(Dataset rows)
(begin)

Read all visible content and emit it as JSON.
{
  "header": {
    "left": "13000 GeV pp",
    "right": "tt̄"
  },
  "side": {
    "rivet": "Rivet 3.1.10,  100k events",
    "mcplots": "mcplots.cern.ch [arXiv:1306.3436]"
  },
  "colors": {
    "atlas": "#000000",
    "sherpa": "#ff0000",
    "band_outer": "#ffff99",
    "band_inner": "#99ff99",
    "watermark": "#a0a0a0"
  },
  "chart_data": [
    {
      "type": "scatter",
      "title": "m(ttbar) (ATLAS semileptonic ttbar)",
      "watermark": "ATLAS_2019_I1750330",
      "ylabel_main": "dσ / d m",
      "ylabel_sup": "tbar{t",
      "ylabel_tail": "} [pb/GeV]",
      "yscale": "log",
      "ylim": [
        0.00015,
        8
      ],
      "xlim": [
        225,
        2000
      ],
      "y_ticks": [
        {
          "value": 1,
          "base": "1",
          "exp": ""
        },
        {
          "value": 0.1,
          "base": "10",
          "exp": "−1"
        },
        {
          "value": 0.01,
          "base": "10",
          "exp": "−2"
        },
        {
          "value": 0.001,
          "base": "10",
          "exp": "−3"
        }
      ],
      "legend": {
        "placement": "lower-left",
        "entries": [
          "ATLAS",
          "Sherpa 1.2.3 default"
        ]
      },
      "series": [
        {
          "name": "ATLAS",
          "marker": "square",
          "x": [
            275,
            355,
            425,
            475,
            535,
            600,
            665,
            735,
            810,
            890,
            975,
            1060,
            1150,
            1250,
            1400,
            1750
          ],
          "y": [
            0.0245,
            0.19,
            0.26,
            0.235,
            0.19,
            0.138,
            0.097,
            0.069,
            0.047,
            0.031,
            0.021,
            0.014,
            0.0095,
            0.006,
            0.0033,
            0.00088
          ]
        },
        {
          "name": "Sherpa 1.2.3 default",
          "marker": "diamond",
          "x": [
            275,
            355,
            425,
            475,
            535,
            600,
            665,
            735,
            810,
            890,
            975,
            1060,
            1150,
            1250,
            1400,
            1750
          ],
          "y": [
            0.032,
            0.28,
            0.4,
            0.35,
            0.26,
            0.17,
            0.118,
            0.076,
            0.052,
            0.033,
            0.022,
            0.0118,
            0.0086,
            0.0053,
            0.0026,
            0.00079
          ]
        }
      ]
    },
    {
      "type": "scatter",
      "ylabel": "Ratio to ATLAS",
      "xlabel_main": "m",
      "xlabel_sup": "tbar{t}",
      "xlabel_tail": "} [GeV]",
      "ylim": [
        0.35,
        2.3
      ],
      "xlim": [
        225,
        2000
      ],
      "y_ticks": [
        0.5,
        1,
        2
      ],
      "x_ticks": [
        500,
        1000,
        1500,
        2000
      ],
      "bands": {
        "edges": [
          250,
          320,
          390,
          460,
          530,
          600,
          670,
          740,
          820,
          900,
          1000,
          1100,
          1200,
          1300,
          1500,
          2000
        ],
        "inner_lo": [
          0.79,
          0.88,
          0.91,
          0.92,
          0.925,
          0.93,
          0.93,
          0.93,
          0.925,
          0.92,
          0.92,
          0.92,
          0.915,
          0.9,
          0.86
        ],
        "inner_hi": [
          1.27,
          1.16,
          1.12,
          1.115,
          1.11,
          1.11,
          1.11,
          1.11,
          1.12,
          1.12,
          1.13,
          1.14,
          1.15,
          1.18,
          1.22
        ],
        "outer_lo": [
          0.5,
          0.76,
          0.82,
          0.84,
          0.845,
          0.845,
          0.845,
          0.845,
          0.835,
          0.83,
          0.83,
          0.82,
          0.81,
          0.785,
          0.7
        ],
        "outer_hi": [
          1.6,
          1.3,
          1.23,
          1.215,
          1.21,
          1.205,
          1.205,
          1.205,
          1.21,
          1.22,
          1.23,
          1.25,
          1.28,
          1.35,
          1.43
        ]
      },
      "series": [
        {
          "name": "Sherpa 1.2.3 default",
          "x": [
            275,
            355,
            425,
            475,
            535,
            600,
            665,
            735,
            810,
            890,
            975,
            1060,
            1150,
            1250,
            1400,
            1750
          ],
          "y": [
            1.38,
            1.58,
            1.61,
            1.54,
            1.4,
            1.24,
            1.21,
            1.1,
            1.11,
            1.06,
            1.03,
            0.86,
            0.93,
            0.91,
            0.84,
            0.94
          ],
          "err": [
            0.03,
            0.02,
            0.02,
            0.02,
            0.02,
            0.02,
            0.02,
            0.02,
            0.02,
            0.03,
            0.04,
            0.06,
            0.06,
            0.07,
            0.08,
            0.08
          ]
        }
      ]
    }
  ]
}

(end)
(begin)

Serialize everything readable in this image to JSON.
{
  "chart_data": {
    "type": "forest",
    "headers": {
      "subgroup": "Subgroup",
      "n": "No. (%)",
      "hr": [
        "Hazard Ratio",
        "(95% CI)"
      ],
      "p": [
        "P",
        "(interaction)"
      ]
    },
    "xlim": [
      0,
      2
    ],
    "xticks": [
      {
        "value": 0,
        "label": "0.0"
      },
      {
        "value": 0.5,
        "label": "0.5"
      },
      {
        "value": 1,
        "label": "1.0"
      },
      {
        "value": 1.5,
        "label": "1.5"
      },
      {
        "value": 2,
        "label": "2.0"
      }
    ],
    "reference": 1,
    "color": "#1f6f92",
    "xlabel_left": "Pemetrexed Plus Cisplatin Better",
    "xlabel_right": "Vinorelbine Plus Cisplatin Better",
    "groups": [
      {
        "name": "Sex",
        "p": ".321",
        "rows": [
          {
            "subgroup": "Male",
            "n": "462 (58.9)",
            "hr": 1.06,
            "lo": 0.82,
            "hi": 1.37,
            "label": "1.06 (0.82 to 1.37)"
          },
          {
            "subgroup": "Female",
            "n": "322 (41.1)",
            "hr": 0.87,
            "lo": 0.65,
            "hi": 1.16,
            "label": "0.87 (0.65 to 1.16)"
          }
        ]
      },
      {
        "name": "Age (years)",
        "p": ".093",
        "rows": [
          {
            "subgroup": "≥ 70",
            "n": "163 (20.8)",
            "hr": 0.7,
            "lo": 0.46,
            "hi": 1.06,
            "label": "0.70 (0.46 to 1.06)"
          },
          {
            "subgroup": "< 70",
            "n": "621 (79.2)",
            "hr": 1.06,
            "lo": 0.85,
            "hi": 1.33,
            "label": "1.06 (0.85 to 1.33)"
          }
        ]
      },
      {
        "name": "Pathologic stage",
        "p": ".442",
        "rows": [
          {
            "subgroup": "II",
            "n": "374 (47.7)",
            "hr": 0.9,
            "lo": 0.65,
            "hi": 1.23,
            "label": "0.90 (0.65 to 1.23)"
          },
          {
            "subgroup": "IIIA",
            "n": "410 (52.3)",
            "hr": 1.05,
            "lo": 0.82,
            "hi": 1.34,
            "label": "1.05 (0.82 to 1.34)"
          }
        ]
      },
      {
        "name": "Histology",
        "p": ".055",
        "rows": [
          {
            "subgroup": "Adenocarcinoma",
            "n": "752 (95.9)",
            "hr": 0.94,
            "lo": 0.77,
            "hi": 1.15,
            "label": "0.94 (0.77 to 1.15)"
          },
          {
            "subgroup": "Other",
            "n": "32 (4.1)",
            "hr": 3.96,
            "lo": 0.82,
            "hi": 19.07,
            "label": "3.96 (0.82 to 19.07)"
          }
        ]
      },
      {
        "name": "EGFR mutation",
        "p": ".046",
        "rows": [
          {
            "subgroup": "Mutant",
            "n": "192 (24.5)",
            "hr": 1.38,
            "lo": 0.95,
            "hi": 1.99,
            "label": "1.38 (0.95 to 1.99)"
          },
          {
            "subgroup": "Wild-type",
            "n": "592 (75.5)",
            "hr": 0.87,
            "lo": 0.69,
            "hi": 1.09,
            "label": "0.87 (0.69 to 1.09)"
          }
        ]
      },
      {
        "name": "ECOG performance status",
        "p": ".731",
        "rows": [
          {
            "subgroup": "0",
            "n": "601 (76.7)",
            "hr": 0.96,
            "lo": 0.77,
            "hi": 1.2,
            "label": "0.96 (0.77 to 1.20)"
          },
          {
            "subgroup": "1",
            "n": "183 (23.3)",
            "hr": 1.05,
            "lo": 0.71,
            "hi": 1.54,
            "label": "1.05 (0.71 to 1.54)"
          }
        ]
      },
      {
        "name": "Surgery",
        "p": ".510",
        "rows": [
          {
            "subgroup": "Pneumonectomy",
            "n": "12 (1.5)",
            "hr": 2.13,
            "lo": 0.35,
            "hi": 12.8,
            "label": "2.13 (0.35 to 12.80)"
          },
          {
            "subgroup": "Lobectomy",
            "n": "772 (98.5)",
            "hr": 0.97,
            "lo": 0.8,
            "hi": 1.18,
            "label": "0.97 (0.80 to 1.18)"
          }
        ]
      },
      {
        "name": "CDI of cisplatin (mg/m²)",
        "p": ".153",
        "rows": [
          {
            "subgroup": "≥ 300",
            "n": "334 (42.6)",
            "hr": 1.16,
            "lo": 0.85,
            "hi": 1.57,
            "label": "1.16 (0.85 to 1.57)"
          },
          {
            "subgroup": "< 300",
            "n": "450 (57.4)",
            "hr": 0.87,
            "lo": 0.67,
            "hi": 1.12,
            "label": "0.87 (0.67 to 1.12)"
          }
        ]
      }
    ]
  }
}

(end)
(begin)

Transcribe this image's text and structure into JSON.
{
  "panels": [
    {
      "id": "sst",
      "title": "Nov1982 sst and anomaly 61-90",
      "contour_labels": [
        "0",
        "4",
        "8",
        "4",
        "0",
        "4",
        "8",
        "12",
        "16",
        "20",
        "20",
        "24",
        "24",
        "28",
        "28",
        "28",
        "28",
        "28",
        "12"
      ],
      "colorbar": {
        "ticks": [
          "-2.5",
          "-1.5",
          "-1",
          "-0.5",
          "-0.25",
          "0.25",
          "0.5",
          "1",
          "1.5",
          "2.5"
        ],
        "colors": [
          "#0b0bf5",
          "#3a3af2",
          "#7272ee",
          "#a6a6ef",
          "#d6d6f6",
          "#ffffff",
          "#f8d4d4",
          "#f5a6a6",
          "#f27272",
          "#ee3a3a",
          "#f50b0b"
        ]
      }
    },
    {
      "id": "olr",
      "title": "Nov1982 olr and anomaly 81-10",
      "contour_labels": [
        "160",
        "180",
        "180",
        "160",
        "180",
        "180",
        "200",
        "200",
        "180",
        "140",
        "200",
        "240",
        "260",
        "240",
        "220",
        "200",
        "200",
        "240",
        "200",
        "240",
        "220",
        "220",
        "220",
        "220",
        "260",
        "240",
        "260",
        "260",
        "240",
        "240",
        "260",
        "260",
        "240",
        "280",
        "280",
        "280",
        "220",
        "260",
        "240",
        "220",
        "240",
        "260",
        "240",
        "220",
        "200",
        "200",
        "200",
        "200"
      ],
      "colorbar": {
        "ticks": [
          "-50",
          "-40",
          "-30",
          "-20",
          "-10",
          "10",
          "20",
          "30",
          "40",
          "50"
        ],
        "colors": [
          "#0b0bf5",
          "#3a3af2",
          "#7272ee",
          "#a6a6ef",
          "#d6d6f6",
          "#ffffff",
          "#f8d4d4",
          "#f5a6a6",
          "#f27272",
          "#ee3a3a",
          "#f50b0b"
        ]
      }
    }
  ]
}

(end)

What you need to do:
Find how many lines include the string "watermark" and report that number alone.

Expected answer:
2